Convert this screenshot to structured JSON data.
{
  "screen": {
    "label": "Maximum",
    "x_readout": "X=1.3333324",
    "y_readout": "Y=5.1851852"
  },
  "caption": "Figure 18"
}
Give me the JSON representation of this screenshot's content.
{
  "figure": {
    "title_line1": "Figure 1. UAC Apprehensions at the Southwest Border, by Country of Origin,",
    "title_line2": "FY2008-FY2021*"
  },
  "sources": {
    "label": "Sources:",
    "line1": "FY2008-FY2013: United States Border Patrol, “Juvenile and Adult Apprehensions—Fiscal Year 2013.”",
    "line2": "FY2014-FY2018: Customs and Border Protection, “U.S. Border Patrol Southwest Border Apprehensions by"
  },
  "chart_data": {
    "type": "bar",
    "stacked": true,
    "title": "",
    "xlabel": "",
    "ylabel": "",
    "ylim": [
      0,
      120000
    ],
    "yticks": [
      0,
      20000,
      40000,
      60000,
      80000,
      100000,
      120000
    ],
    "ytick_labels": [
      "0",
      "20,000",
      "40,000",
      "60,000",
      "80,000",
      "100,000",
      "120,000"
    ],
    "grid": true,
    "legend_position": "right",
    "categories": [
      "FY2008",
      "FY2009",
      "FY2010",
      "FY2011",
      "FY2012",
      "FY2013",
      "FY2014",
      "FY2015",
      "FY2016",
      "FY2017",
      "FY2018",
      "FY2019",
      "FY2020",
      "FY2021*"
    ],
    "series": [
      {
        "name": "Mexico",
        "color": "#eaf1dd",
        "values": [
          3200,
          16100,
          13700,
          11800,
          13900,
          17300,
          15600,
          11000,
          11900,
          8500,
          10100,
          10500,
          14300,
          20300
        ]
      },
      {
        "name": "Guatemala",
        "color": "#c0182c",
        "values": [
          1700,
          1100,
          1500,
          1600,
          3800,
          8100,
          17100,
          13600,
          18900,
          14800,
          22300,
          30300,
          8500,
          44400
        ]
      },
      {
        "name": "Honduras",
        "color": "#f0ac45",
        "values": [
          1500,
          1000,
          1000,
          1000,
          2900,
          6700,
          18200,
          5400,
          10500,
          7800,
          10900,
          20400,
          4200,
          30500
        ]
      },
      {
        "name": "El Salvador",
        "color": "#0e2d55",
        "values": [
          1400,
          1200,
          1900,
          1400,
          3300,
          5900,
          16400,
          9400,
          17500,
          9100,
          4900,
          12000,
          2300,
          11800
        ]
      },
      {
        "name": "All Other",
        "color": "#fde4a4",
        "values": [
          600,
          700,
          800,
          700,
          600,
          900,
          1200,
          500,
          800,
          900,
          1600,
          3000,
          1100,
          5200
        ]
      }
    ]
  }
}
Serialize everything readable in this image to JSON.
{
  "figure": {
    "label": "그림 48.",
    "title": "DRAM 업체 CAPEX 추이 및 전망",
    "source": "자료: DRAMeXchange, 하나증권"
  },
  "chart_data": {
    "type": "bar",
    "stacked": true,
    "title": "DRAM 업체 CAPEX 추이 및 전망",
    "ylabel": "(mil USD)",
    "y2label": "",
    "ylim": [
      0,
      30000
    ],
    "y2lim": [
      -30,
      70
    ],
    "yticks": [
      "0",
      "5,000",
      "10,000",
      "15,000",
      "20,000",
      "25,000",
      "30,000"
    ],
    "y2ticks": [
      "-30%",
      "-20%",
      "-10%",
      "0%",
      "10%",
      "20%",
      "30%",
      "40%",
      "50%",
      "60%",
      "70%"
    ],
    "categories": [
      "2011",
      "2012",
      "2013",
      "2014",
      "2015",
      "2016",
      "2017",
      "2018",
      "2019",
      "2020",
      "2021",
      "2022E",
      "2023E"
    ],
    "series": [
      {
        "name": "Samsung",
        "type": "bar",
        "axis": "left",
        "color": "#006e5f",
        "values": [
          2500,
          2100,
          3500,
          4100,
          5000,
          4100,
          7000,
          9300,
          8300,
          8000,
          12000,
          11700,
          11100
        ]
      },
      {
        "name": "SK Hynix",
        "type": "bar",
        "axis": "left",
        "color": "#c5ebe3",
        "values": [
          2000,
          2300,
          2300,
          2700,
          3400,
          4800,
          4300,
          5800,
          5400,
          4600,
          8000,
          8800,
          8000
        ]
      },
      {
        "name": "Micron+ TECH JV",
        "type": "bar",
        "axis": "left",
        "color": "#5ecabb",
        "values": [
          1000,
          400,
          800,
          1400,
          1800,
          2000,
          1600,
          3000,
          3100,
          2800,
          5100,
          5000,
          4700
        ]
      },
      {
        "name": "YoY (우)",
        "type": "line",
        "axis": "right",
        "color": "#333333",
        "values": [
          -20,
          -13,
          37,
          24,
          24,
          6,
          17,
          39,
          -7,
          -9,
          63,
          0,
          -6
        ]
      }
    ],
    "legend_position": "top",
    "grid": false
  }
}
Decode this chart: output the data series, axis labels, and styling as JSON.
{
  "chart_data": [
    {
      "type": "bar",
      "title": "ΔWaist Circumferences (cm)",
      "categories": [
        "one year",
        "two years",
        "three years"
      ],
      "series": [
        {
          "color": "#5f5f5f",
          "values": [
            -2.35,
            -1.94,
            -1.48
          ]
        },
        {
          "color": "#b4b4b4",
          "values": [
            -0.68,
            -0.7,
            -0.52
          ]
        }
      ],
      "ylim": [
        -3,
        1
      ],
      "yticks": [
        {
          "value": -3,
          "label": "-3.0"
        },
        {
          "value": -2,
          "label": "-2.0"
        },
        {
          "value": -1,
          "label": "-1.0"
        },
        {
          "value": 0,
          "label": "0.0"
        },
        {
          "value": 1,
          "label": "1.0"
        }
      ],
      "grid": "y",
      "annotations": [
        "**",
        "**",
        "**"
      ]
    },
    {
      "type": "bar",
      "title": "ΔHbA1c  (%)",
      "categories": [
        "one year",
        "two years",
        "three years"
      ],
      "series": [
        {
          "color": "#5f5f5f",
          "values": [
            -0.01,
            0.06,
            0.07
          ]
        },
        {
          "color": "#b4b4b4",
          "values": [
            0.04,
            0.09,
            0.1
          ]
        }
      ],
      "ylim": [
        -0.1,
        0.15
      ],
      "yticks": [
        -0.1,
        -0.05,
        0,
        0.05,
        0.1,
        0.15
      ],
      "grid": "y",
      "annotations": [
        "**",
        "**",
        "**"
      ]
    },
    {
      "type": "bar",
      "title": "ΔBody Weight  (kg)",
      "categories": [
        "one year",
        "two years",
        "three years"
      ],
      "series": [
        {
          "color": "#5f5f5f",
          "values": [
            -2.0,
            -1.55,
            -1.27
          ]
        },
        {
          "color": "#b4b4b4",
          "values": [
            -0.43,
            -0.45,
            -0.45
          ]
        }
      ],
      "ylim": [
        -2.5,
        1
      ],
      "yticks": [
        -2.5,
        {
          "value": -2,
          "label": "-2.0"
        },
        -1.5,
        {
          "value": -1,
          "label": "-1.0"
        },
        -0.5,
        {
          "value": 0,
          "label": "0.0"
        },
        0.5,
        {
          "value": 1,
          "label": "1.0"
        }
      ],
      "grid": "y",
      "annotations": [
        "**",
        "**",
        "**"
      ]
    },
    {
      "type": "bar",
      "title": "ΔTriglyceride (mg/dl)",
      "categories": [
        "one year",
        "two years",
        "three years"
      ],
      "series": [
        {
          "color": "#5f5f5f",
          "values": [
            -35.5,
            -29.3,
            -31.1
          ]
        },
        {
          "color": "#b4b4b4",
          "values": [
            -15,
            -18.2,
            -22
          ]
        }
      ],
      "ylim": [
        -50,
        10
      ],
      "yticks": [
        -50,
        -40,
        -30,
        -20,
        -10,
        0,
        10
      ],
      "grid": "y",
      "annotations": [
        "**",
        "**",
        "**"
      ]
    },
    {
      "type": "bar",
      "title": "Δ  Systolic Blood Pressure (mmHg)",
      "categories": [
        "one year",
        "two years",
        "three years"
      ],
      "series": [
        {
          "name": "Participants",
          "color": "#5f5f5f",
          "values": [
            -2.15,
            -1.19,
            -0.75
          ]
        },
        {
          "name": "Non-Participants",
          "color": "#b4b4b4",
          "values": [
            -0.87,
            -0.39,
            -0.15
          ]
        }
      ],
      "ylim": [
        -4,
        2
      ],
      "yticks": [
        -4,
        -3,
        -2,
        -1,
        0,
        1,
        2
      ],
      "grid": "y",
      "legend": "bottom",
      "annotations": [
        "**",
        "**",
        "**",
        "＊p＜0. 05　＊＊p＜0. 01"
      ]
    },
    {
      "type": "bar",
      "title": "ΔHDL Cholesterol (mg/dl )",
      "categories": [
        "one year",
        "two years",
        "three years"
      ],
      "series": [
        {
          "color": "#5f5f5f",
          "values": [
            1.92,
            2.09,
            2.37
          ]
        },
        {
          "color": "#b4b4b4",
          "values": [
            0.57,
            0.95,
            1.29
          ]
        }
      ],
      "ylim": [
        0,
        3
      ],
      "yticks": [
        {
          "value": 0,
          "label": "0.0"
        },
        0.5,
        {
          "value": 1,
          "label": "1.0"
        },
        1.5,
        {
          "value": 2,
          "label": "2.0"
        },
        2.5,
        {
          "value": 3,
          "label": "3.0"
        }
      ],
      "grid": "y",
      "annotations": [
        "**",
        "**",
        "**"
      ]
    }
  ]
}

## Given instruction
Every line that holds the string "name" should be returned.

## Result of this exercise
        "name": "Mexico",
        "name": "Guatemala",
        "name": "Honduras",
        "name": "El Salvador",
        "name": "All Other",
        "name": "Samsung",
        "name": "SK Hynix",
        "name": "Micron+ TECH JV",
        "name": "YoY (우)",
          "name": "Participants",
          "name": "Non-Participants",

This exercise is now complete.